## Stated task:
Return all lines with the word "Jump" in them.

## Data supplied:
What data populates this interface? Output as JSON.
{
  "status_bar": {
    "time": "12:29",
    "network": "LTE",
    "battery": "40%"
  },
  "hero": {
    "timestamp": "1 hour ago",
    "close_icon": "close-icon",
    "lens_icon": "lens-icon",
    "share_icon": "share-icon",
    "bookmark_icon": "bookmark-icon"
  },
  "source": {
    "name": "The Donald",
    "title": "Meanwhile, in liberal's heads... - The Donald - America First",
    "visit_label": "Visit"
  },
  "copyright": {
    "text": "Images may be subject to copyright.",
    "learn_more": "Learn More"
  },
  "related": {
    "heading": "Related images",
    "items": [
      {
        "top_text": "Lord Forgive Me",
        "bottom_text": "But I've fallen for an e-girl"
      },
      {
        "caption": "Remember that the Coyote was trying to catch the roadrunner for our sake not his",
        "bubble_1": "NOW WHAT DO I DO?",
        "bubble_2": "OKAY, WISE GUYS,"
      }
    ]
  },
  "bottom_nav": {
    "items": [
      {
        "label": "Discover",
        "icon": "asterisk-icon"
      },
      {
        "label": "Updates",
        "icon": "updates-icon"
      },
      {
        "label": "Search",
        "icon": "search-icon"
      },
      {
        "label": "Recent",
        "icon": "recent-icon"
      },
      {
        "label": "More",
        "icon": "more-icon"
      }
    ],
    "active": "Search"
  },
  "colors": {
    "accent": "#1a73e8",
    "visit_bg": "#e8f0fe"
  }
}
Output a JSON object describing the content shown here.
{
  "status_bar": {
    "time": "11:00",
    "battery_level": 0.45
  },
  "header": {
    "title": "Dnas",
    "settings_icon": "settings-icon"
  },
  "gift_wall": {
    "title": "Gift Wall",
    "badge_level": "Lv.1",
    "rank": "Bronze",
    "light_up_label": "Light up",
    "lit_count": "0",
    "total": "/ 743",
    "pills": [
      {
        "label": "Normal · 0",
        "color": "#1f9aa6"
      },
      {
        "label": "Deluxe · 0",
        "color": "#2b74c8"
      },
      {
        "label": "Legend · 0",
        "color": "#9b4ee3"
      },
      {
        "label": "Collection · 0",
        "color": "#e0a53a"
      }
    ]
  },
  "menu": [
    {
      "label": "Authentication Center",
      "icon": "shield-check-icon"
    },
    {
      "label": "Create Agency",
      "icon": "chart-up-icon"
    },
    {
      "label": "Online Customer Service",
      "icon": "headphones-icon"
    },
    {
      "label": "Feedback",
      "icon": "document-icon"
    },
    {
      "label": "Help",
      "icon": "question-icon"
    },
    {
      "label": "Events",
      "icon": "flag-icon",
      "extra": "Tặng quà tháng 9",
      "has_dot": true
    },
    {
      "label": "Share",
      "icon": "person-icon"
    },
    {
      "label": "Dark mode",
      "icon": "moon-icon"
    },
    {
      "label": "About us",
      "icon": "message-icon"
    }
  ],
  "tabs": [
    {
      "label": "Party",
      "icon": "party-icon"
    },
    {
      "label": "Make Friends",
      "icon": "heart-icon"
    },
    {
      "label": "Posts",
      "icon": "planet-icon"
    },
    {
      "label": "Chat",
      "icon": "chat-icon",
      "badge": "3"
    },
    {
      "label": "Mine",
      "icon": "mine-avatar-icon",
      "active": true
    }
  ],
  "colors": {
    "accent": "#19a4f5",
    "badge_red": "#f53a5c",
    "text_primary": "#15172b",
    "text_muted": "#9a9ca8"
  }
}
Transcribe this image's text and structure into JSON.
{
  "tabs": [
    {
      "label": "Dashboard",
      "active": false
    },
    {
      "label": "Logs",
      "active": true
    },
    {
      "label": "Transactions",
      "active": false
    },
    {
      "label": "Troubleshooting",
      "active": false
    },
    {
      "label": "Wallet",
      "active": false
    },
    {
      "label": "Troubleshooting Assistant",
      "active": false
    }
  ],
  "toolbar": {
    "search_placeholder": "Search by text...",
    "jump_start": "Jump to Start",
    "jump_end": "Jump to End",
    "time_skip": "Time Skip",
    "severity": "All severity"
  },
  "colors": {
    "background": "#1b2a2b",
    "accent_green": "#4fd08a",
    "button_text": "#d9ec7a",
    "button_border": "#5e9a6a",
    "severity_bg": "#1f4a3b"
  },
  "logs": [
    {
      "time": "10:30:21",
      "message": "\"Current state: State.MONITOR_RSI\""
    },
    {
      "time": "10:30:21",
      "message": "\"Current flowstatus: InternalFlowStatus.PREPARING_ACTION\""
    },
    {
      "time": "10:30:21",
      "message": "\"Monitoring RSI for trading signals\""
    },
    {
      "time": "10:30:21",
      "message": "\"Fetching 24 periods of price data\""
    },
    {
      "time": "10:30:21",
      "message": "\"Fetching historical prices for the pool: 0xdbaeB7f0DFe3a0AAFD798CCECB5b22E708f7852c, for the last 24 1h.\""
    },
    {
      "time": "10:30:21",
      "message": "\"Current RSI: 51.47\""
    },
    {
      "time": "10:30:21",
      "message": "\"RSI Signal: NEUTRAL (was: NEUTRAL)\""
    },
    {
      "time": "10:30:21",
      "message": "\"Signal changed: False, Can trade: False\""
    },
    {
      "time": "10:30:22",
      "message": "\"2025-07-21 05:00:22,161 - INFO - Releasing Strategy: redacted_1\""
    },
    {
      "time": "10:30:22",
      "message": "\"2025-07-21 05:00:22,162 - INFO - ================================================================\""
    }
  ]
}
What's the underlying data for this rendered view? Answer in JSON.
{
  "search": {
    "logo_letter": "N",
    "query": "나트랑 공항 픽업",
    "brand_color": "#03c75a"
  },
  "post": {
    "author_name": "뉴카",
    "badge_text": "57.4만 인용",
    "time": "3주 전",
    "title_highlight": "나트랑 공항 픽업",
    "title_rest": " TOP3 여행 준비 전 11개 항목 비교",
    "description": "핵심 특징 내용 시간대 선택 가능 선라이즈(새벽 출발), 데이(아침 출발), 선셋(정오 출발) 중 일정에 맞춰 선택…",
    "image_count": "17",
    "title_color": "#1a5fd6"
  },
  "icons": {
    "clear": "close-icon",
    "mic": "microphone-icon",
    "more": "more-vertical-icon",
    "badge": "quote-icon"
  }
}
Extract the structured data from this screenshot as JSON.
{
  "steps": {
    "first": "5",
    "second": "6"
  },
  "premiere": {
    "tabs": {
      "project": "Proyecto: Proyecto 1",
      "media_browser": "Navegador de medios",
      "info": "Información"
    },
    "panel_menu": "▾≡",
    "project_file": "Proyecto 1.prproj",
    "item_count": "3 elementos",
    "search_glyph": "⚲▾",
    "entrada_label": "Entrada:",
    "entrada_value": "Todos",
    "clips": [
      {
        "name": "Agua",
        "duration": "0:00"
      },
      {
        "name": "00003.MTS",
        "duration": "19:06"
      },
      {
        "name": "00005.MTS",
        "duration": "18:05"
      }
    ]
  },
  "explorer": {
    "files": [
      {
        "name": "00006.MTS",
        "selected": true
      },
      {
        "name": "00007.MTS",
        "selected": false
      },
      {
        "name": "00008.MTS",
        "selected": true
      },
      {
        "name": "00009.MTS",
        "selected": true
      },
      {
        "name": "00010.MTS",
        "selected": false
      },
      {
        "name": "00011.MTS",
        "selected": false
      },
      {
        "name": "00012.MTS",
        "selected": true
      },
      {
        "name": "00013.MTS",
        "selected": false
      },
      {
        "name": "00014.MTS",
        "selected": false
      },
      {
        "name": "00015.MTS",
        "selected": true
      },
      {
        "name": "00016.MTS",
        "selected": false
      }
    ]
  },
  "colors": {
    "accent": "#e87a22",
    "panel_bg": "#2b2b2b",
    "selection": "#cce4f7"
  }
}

## Response for this exercise:
    "jump_start": "Jump to Start",
    "jump_end": "Jump to End",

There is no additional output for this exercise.